* Given exercise:
Gather all lines from the material that contain the word "home".

* Raw records:
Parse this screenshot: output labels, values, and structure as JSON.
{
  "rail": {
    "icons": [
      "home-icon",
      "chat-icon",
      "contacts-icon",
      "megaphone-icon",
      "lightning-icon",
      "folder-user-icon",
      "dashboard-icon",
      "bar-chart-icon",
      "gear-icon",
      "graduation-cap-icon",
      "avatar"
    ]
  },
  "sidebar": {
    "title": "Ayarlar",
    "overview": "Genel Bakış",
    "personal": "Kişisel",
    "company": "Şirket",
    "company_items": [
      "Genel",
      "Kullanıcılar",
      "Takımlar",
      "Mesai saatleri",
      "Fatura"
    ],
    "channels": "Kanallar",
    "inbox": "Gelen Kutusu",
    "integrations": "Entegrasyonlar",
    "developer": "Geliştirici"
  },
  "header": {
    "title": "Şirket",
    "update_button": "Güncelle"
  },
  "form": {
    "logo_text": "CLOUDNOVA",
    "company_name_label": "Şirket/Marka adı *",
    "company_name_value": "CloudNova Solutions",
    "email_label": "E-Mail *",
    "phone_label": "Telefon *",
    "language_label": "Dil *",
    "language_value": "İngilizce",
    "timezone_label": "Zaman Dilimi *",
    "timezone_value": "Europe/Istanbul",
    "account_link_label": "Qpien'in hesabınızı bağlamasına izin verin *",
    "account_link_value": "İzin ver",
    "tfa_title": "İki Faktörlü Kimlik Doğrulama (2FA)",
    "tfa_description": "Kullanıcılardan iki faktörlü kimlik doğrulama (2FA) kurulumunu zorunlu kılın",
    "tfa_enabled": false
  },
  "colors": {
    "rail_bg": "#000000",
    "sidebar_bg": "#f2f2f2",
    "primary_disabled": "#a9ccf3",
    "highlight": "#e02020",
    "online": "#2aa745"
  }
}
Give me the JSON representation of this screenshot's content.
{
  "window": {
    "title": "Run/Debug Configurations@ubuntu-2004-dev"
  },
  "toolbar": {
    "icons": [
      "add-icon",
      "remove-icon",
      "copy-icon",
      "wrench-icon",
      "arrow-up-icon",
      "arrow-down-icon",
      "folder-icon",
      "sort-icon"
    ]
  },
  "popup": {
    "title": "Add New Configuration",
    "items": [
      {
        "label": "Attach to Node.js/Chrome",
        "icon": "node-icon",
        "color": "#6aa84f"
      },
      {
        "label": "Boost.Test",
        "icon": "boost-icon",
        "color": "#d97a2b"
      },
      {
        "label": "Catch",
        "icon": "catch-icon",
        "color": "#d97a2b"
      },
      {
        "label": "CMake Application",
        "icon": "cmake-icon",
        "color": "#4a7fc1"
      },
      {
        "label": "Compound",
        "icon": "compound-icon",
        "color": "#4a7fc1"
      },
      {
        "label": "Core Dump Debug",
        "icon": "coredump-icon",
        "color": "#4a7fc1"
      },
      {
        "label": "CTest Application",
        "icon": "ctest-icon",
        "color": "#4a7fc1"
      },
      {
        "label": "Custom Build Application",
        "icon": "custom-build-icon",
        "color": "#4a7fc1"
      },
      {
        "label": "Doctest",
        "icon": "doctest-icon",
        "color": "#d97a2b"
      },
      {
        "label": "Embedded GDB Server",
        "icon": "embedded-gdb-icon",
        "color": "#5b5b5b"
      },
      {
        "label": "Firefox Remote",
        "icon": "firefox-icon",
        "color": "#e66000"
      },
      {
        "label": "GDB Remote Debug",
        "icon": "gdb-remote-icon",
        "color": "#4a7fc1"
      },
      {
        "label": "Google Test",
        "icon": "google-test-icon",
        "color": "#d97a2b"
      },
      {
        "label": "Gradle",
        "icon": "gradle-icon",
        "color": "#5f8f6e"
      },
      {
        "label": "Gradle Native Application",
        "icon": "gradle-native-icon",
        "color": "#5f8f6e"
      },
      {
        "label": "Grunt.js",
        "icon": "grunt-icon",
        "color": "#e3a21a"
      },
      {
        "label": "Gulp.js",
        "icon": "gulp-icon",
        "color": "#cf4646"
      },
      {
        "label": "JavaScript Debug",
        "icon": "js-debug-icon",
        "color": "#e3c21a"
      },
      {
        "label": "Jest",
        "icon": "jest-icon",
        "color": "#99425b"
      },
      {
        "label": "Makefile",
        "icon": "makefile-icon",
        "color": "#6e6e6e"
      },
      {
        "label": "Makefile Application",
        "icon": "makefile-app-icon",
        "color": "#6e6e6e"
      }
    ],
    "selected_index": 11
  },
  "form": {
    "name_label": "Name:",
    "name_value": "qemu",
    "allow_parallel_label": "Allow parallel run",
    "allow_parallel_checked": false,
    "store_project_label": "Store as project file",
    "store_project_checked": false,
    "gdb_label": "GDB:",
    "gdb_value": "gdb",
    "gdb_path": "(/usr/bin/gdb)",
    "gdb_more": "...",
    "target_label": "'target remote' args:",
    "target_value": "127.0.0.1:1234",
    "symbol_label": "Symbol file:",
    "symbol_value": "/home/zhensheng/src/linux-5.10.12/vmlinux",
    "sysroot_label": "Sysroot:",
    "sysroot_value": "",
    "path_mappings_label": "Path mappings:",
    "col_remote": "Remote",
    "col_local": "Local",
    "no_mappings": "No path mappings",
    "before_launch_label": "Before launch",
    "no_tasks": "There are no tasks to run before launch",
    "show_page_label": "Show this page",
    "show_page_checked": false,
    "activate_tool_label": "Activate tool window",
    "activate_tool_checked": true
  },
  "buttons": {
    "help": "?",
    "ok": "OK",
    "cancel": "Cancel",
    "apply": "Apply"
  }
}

* Response to the task:
      "home-icon",
    "symbol_value": "/home/zhensheng/src/linux-5.10.12/vmlinux",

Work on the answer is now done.